> _Extract to read_
The Hot Brown is Kentucky’s most famous dish, but if you’re not from the Bluegrass State, chances are you’ve never even heard of it!

The Hot Brown was invented at Louisville’s Brown Hotel in 1927. The hotel was a hot-spot during the Roaring 20s and the hotel chef wanted to create a unique dish for the guests. The Hot Brown was born and quickly became a favorite dish of Louisvillians before spreading to the rest of the state.

A hot brown is an open-faced sandwich made of thick-cut bread, turkey, bacon, and tomatoes covered in a rich, cheesy Mornay sauce. Many local restaurants have their own unique take on the hot brown, adding different cheeses, vegetables, or even creating a vegetarian version of the dish.

Visiting Kentucky and want to try a Hot Brown for yourself? Visit the Brown Hotel in Louisville to try the original recipe Hot Brown at its birthplace. Other spots in Louisville with delicious takes on the famous sandwich are The Village Anchor and Goose Creek Diner. Visiting Lexington? Ramsey’s Diner has a delicious version of the traditional Hot Brown, the Lexington Diner has a breakfast take on the sandwich, and Stella’s Kentucky Deli is home to a vegetarian take of the dish.

Recommended by Sydney of A World in Reach

Louisana

Po-Boy Sandwich

Photo Credit: Ketki Sharangpani

Where: New Orleans

While there are many unique things to eat in New Orleans, the Po-Boy is definitely one of the most famous dishes in the city. This sandwich has an interesting history. As the story goes, the Po-Boy was created way back in 1929 when the city’s streetcar drivers went on a strike and the Martin Brothers who owned a restaurant supported the ‘poor boys’ by putting together a cheap and basic sandwich of gravy and roast beef. And that’s how the sandwich gets its name.

> _Given task_
List every restaurant or hotel that the sandwich passage names as a place to try a Hot Brown. The spatial layout entries aren't needed for any of this work.

(Spatial layout entries)

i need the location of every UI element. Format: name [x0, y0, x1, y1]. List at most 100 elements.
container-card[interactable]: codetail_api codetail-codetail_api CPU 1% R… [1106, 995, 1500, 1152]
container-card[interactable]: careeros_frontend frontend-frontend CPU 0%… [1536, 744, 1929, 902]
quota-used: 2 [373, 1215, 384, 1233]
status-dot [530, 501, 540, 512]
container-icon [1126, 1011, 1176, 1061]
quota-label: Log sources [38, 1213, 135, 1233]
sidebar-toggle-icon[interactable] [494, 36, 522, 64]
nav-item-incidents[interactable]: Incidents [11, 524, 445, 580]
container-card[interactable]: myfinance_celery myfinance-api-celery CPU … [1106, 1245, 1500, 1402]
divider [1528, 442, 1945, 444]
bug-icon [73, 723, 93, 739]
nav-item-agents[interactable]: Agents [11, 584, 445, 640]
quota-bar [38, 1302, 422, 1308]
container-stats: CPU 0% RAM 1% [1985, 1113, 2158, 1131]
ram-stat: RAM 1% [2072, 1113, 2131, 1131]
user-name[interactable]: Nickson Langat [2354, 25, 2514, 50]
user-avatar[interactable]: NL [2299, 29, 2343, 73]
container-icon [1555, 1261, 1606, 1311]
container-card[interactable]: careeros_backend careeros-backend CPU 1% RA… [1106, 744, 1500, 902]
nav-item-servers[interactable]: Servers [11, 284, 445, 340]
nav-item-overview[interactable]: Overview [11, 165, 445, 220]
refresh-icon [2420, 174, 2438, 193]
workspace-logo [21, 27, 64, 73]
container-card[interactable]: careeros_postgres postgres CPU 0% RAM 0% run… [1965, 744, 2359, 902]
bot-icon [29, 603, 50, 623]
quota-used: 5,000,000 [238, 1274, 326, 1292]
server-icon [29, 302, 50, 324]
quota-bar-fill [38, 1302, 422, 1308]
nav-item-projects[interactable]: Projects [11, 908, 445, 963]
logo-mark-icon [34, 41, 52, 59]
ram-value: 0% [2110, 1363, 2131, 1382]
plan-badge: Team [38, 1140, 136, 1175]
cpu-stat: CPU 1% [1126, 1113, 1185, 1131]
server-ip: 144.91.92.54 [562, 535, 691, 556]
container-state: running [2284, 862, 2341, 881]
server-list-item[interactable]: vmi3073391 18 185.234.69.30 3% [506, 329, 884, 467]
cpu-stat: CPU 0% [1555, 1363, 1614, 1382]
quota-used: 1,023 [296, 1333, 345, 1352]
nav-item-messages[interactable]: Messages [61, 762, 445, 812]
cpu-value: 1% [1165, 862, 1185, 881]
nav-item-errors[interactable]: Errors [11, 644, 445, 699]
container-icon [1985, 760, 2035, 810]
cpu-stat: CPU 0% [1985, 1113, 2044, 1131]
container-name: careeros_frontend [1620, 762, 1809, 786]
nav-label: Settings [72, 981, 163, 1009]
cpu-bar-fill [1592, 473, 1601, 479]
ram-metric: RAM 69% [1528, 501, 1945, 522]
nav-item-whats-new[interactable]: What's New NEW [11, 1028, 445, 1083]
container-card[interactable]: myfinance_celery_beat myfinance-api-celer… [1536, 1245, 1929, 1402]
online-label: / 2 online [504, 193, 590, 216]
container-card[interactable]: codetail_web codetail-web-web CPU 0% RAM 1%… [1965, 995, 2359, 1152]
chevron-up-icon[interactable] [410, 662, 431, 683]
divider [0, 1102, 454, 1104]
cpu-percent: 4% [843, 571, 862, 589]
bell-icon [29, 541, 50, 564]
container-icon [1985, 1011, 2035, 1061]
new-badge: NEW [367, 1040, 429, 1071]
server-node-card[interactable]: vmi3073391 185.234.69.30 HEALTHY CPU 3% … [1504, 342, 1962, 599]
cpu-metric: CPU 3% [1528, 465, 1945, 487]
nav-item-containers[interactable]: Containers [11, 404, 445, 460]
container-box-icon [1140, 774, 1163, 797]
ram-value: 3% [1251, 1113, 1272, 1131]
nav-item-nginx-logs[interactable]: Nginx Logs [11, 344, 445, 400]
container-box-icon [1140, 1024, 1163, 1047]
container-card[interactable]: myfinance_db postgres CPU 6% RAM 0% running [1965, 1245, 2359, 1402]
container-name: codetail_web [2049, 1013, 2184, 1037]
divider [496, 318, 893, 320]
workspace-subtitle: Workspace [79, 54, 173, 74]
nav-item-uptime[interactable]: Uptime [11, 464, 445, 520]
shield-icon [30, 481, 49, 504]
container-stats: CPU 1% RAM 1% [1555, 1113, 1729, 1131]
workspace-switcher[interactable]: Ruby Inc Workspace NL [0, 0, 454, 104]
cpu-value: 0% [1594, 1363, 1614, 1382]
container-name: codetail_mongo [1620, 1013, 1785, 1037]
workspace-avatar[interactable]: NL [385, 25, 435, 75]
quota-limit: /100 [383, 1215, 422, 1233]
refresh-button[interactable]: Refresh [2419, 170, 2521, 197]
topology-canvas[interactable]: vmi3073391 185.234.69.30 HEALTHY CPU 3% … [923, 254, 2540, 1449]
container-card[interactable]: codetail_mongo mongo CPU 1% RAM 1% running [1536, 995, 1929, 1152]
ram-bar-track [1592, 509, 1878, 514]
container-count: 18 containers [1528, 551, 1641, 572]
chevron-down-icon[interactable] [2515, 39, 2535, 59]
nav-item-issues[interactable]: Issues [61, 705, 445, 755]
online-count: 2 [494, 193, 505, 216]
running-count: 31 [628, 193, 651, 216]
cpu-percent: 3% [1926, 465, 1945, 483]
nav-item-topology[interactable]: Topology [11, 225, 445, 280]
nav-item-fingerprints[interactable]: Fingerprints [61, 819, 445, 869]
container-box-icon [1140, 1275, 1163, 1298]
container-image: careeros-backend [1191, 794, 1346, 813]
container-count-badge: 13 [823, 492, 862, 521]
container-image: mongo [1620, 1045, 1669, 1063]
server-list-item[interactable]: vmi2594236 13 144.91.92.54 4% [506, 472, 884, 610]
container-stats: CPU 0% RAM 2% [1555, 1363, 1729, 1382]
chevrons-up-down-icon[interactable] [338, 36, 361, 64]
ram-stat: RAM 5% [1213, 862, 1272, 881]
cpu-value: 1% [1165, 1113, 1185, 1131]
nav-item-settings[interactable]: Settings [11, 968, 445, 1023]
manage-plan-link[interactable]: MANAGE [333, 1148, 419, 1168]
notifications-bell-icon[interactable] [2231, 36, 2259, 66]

> _The answer_
- Brown Hotel (Louisville)
- The Village Anchor (Louisville)
- Goose Creek Diner (Louisville)
- Ramsey's Diner (Lexington)
- Lexington Diner (Lexington)
- Stella's Kentucky Deli (Lexington)